WHAT IS ASKED: Below is a set of records; print all of them exactly as written.

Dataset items
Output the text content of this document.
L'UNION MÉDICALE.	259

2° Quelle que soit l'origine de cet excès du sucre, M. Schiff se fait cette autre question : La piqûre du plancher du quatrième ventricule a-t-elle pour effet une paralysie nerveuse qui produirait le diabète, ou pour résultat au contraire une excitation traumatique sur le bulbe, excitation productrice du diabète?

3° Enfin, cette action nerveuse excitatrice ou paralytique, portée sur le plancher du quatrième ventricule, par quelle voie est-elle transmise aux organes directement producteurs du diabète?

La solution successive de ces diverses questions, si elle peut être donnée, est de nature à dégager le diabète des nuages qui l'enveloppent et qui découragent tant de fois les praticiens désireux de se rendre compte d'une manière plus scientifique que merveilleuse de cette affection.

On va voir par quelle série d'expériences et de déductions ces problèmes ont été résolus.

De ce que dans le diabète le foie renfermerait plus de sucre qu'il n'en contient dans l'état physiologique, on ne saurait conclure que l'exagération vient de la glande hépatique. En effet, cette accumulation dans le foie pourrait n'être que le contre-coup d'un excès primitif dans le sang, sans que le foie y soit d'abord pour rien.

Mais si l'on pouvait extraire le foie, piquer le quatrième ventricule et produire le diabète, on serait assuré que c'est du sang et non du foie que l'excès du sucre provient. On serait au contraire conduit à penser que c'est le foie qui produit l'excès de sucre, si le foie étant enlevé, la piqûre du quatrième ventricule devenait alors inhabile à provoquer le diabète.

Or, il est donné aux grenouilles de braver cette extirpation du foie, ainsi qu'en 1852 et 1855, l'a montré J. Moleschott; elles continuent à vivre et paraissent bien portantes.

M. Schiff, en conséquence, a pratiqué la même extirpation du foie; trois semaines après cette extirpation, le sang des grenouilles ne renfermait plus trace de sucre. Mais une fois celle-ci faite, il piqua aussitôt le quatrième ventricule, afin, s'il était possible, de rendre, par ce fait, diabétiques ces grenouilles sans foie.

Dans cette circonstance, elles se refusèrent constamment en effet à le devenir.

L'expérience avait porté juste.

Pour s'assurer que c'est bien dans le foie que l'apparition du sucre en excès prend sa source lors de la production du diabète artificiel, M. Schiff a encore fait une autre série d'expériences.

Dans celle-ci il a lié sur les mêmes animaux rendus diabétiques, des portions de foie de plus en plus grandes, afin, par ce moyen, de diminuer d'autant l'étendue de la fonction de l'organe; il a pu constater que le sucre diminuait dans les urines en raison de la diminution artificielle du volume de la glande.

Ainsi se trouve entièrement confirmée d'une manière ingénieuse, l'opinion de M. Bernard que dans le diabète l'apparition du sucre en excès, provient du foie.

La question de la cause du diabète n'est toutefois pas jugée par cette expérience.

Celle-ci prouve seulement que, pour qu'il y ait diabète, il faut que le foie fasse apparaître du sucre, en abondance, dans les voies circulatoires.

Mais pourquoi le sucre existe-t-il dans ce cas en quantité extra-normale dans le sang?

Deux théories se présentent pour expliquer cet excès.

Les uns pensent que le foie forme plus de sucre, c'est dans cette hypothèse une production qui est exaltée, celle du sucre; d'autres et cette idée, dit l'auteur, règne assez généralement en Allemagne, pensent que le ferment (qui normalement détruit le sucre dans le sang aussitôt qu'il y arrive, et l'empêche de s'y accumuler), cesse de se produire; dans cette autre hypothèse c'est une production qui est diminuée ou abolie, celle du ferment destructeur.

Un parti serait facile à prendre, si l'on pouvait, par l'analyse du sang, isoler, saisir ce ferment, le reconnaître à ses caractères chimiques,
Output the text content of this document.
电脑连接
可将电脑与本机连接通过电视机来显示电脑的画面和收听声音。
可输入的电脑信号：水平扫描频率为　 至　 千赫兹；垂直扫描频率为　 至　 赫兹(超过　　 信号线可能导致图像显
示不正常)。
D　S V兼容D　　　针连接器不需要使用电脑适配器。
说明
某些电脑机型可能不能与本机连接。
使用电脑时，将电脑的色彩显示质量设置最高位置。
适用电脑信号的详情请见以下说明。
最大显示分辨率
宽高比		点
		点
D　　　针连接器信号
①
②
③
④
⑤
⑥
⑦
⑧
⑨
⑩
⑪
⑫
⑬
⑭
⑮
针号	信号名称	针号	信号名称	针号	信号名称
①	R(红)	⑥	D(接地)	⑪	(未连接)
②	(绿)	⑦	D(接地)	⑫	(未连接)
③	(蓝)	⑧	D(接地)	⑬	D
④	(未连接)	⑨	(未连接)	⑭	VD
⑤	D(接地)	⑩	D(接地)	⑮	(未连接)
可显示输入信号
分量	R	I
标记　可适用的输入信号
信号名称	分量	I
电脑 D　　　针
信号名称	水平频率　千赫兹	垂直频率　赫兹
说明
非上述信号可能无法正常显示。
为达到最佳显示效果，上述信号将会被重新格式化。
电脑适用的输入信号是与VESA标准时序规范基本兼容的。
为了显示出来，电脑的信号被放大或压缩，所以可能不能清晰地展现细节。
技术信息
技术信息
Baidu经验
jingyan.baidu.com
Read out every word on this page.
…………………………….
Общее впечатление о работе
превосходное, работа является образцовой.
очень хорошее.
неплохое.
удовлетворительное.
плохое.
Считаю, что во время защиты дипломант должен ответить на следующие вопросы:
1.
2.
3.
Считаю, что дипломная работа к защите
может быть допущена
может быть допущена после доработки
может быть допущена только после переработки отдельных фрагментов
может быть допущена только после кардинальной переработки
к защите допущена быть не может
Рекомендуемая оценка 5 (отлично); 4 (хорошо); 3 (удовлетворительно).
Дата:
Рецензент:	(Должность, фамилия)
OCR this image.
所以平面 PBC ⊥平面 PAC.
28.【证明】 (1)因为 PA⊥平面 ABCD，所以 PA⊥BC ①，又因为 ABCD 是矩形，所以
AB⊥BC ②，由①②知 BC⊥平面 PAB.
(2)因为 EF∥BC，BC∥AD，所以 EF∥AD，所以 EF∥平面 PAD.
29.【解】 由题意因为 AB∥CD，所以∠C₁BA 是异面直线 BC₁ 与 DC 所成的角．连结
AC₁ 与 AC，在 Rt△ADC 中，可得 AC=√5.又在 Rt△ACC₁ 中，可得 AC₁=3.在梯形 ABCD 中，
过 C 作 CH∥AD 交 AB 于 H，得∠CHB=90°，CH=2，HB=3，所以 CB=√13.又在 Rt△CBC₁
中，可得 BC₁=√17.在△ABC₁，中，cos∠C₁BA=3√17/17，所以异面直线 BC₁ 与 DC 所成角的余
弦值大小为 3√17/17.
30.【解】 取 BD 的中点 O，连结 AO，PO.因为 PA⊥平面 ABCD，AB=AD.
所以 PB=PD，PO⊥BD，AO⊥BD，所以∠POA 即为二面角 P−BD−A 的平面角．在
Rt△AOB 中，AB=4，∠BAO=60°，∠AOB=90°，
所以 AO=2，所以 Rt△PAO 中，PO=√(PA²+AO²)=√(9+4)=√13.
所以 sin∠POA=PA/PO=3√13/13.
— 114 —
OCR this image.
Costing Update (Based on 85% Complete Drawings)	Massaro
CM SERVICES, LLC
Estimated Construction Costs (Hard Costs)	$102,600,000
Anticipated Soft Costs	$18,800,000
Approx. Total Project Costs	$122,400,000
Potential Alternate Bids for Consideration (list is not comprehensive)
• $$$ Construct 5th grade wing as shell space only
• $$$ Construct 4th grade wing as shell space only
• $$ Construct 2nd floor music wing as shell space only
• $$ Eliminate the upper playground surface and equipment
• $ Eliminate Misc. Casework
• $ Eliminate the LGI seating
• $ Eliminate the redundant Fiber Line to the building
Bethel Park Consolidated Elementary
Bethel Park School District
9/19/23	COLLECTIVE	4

SOLUTION FOR THIS EXERCISE:
Output the text content of this document.
L'UNION MÉDICALE.	259

2° Quelle que soit l'origine de cet excès du sucre, M. Schiff se fait cette autre question : La piqûre du plancher du quatrième ventricule a-t-elle pour effet une paralysie nerveuse qui produirait le diabète, ou pour résultat au contraire une excitation traumatique sur le bulbe, excitation productrice du diabète?

3° Enfin, cette action nerveuse excitatrice ou paralytique, portée sur le plancher du quatrième ventricule, par quelle voie est-elle transmise aux organes directement producteurs du diabète?

La solution successive de ces diverses questions, si elle peut être donnée, est de nature à dégager le diabète des nuages qui l'enveloppent et qui découragent tant de fois les praticiens désireux de se rendre compte d'une manière plus scientifique que merveilleuse de cette affection.

On va voir par quelle série d'expériences et de déductions ces problèmes ont été résolus.

De ce que dans le diabète le foie renfermerait plus de sucre qu'il n'en contient dans l'état physiologique, on ne saurait conclure que l'exagération vient de la glande hépatique. En effet, cette accumulation dans le foie pourrait n'être que le contre-coup d'un excès primitif dans le sang, sans que le foie y soit d'abord pour rien.

Mais si l'on pouvait extraire le foie, piquer le quatrième ventricule et produire le diabète, on serait assuré que c'est du sang et non du foie que l'excès du sucre provient. On serait au contraire conduit à penser que c'est le foie qui produit l'excès de sucre, si le foie étant enlevé, la piqûre du quatrième ventricule devenait alors inhabile à provoquer le diabète.

Or, il est donné aux grenouilles de braver cette extirpation du foie, ainsi qu'en 1852 et 1855, l'a montré J. Moleschott; elles continuent à vivre et paraissent bien portantes.

M. Schiff, en conséquence, a pratiqué la même extirpation du foie; trois semaines après cette extirpation, le sang des grenouilles ne renfermait plus trace de sucre. Mais une fois celle-ci faite, il piqua aussitôt le quatrième ventricule, afin, s'il était possible, de rendre, par ce fait, diabétiques ces grenouilles sans foie.

Dans cette circonstance, elles se refusèrent constamment en effet à le devenir.

L'expérience avait porté juste.

Pour s'assurer que c'est bien dans le foie que l'apparition du sucre en excès prend sa source lors de la production du diabète artificiel, M. Schiff a encore fait une autre série d'expériences.

Dans celle-ci il a lié sur les mêmes animaux rendus diabétiques, des portions de foie de plus en plus grandes, afin, par ce moyen, de diminuer d'autant l'étendue de la fonction de l'organe; il a pu constater que le sucre diminuait dans les urines en raison de la diminution artificielle du volume de la glande.

Ainsi se trouve entièrement confirmée d'une manière ingénieuse, l'opinion de M. Bernard que dans le diabète l'apparition du sucre en excès, provient du foie.

La question de la cause du diabète n'est toutefois pas jugée par cette expérience.

Celle-ci prouve seulement que, pour qu'il y ait diabète, il faut que le foie fasse apparaître du sucre, en abondance, dans les voies circulatoires.

Mais pourquoi le sucre existe-t-il dans ce cas en quantité extra-normale dans le sang?

Deux théories se présentent pour expliquer cet excès.

Les uns pensent que le foie forme plus de sucre, c'est dans cette hypothèse une production qui est exaltée, celle du sucre; d'autres et cette idée, dit l'auteur, règne assez généralement en Allemagne, pensent que le ferment (qui normalement détruit le sucre dans le sang aussitôt qu'il y arrive, et l'empêche de s'y accumuler), cesse de se produire; dans cette autre hypothèse c'est une production qui est diminuée ou abolie, celle du ferment destructeur.

Un parti serait facile à prendre, si l'on pouvait, par l'analyse du sang, isoler, saisir ce ferment, le reconnaître à ses caractères chimiques,
Output the text content of this document.
电脑连接
可将电脑与本机连接通过电视机来显示电脑的画面和收听声音。
可输入的电脑信号：水平扫描频率为　 至　 千赫兹；垂直扫描频率为　 至　 赫兹(超过　　 信号线可能导致图像显
示不正常)。
D　S V兼容D　　　针连接器不需要使用电脑适配器。
说明
某些电脑机型可能不能与本机连接。
使用电脑时，将电脑的色彩显示质量设置最高位置。
适用电脑信号的详情请见以下说明。
最大显示分辨率
宽高比		点
		点
D　　　针连接器信号
①
②
③
④
⑤
⑥
⑦
⑧
⑨
⑩
⑪
⑫
⑬
⑭
⑮
针号	信号名称	针号	信号名称	针号	信号名称
①	R(红)	⑥	D(接地)	⑪	(未连接)
②	(绿)	⑦	D(接地)	⑫	(未连接)
③	(蓝)	⑧	D(接地)	⑬	D
④	(未连接)	⑨	(未连接)	⑭	VD
⑤	D(接地)	⑩	D(接地)	⑮	(未连接)
可显示输入信号
分量	R	I
标记　可适用的输入信号
信号名称	分量	I
电脑 D　　　针
信号名称	水平频率　千赫兹	垂直频率　赫兹
说明
非上述信号可能无法正常显示。
为达到最佳显示效果，上述信号将会被重新格式化。
电脑适用的输入信号是与VESA标准时序规范基本兼容的。
为了显示出来，电脑的信号被放大或压缩，所以可能不能清晰地展现细节。
技术信息
技术信息
Baidu经验
jingyan.baidu.com
Read out every word on this page.
…………………………….
Общее впечатление о работе
превосходное, работа является образцовой.
очень хорошее.
неплохое.
удовлетворительное.
плохое.
Считаю, что во время защиты дипломант должен ответить на следующие вопросы:
1.
2.
3.
Считаю, что дипломная работа к защите
может быть допущена
может быть допущена после доработки
может быть допущена только после переработки отдельных фрагментов
может быть допущена только после кардинальной переработки
к защите допущена быть не может
Рекомендуемая оценка 5 (отлично); 4 (хорошо); 3 (удовлетворительно).
Дата:
Рецензент:	(Должность, фамилия)
OCR this image.
所以平面 PBC ⊥平面 PAC.
28.【证明】 (1)因为 PA⊥平面 ABCD，所以 PA⊥BC ①，又因为 ABCD 是矩形，所以
AB⊥BC ②，由①②知 BC⊥平面 PAB.
(2)因为 EF∥BC，BC∥AD，所以 EF∥AD，所以 EF∥平面 PAD.
29.【解】 由题意因为 AB∥CD，所以∠C₁BA 是异面直线 BC₁ 与 DC 所成的角．连结
AC₁ 与 AC，在 Rt△ADC 中，可得 AC=√5.又在 Rt△ACC₁ 中，可得 AC₁=3.在梯形 ABCD 中，
过 C 作 CH∥AD 交 AB 于 H，得∠CHB=90°，CH=2，HB=3，所以 CB=√13.又在 Rt△CBC₁
中，可得 BC₁=√17.在△ABC₁，中，cos∠C₁BA=3√17/17，所以异面直线 BC₁ 与 DC 所成角的余
弦值大小为 3√17/17.
30.【解】 取 BD 的中点 O，连结 AO，PO.因为 PA⊥平面 ABCD，AB=AD.
所以 PB=PD，PO⊥BD，AO⊥BD，所以∠POA 即为二面角 P−BD−A 的平面角．在
Rt△AOB 中，AB=4，∠BAO=60°，∠AOB=90°，
所以 AO=2，所以 Rt△PAO 中，PO=√(PA²+AO²)=√(9+4)=√13.
所以 sin∠POA=PA/PO=3√13/13.
— 114 —
OCR this image.
Costing Update (Based on 85% Complete Drawings)	Massaro
CM SERVICES, LLC
Estimated Construction Costs (Hard Costs)	$102,600,000
Anticipated Soft Costs	$18,800,000
Approx. Total Project Costs	$122,400,000
Potential Alternate Bids for Consideration (list is not comprehensive)
• $$$ Construct 5th grade wing as shell space only
• $$$ Construct 4th grade wing as shell space only
• $$ Construct 2nd floor music wing as shell space only
• $$ Eliminate the upper playground surface and equipment
• $ Eliminate Misc. Casework
• $ Eliminate the LGI seating
• $ Eliminate the redundant Fiber Line to the building
Bethel Park Consolidated Elementary
Bethel Park School District
9/19/23	COLLECTIVE	4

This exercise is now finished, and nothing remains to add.